Raw records

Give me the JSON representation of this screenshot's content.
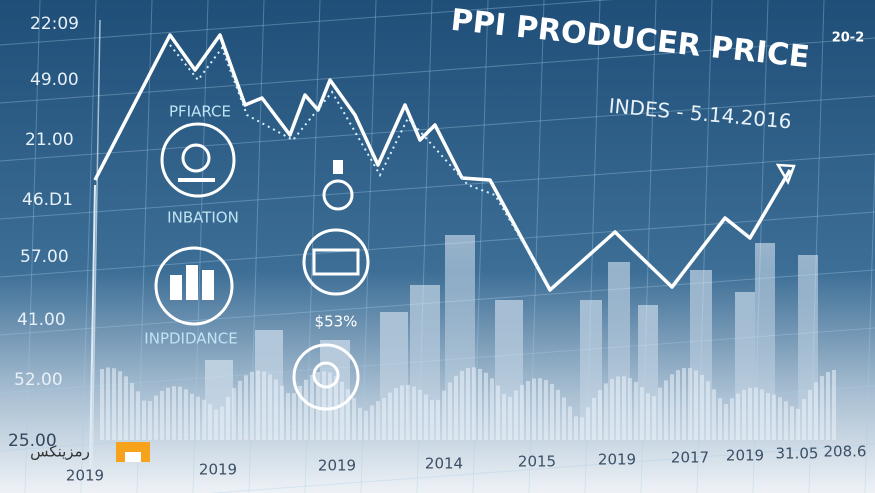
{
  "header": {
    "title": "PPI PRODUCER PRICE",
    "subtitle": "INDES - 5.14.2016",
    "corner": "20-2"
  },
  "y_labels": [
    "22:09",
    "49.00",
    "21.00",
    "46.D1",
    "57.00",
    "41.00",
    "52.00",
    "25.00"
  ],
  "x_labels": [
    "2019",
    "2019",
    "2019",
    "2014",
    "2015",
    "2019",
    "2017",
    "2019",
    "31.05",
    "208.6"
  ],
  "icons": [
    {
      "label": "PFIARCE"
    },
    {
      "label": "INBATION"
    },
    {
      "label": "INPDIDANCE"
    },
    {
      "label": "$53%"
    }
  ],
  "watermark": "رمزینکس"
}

==

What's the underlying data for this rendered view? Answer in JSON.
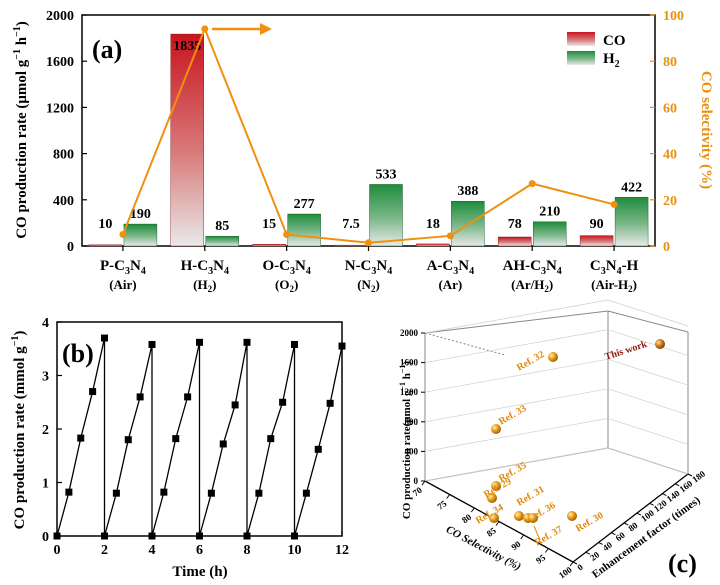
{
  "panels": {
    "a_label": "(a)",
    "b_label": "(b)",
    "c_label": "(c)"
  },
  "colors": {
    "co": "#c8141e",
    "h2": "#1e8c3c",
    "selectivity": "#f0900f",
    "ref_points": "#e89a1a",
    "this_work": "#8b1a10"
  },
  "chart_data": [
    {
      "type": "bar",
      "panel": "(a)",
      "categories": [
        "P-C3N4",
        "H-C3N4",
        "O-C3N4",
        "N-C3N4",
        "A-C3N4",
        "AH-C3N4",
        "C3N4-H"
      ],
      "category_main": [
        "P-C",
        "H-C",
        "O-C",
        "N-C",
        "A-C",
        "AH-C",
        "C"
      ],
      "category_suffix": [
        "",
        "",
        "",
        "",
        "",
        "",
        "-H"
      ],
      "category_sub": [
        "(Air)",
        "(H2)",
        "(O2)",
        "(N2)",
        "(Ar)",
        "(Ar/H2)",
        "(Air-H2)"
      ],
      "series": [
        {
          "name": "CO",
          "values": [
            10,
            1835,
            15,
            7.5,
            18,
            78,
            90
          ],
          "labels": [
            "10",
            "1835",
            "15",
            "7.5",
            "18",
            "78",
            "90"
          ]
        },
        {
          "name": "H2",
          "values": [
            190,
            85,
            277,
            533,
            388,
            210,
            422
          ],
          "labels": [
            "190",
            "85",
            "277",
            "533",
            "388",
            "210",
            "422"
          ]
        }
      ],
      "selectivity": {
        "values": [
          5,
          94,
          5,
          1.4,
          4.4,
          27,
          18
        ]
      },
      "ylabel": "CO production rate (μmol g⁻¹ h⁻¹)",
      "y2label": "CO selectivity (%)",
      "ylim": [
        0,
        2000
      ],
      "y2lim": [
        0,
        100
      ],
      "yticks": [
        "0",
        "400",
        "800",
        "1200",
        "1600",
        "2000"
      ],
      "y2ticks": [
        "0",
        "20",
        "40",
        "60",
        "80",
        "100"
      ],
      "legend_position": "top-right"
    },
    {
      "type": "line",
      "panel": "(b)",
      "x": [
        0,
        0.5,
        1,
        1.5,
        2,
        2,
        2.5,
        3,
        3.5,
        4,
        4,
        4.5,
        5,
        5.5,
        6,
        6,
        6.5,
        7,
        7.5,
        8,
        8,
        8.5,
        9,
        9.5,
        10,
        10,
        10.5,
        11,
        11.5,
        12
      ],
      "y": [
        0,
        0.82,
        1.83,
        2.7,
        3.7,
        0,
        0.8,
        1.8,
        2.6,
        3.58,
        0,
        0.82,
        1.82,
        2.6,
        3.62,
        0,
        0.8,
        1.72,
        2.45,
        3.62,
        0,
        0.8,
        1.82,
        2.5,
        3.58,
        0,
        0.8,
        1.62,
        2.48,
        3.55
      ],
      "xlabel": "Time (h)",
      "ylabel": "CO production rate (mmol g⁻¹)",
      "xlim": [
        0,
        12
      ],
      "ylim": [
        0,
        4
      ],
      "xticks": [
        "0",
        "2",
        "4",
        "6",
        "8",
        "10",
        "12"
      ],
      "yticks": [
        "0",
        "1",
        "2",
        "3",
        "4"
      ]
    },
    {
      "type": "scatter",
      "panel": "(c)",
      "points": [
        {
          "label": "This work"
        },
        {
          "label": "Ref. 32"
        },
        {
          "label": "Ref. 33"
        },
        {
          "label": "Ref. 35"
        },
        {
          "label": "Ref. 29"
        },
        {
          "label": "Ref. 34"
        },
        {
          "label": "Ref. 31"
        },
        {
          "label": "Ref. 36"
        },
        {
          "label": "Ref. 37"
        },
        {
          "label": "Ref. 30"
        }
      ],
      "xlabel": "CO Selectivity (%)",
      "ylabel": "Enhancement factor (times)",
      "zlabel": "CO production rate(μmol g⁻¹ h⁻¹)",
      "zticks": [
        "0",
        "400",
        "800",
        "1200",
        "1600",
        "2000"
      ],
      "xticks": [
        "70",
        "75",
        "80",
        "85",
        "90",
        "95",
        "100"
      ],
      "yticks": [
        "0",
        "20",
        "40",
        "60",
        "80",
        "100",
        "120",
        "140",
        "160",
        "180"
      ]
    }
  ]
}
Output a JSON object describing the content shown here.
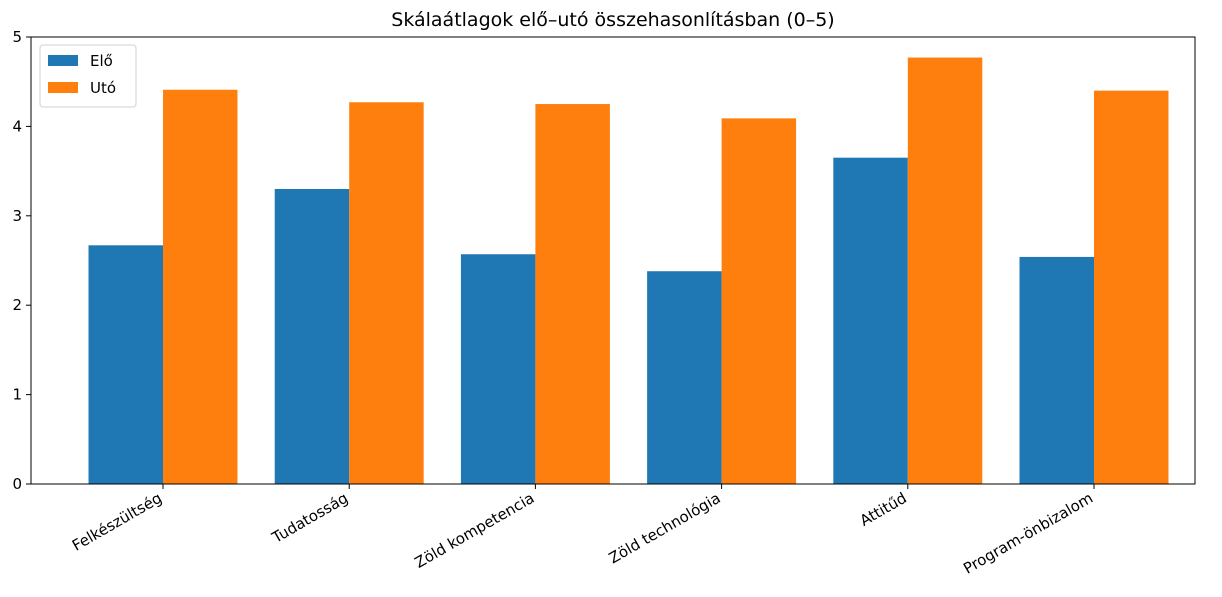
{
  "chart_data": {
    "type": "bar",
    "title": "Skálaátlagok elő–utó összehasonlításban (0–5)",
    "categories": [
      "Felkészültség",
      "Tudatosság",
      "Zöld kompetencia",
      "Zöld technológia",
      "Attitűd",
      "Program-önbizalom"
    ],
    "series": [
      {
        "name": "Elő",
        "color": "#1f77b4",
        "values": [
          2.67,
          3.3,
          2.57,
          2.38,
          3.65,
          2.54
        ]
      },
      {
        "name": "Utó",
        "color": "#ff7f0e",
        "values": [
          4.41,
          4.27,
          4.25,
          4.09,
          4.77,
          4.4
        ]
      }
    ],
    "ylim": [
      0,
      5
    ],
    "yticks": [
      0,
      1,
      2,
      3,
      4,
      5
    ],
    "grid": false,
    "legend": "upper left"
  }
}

...

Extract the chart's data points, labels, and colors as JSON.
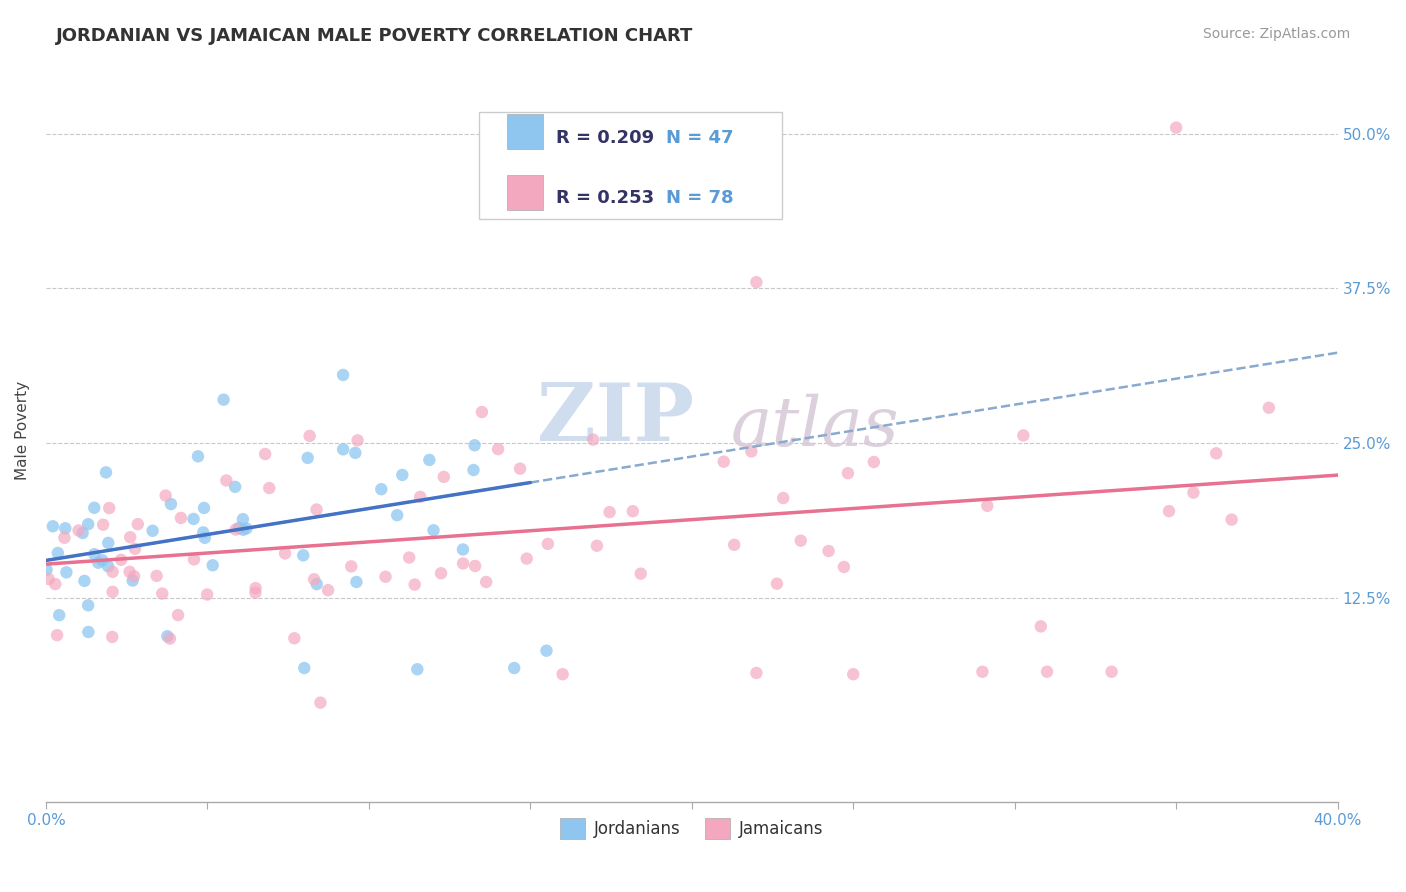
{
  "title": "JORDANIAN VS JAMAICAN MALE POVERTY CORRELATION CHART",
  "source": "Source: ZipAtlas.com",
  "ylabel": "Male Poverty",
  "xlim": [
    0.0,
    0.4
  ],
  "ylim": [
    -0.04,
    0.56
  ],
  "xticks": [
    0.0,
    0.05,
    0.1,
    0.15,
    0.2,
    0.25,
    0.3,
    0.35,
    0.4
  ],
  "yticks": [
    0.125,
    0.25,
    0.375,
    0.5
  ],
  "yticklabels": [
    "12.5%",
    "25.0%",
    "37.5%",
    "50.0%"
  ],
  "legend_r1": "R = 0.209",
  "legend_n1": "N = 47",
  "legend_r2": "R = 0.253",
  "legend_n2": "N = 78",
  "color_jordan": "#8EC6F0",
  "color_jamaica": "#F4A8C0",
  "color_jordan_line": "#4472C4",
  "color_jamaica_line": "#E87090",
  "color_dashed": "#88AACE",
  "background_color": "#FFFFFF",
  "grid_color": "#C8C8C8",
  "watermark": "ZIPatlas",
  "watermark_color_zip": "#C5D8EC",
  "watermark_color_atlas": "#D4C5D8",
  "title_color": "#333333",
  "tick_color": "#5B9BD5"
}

Direction
Show the lines where the word "ylabel" appears in the entries.

Correct output
      "ylabel": "CO production rate (μmol g⁻¹ h⁻¹)",
      "ylabel": "CO production rate (mmol g⁻¹)",
      "ylabel": "Enhancement factor (times)",
  "ylabel": "Male Poverty",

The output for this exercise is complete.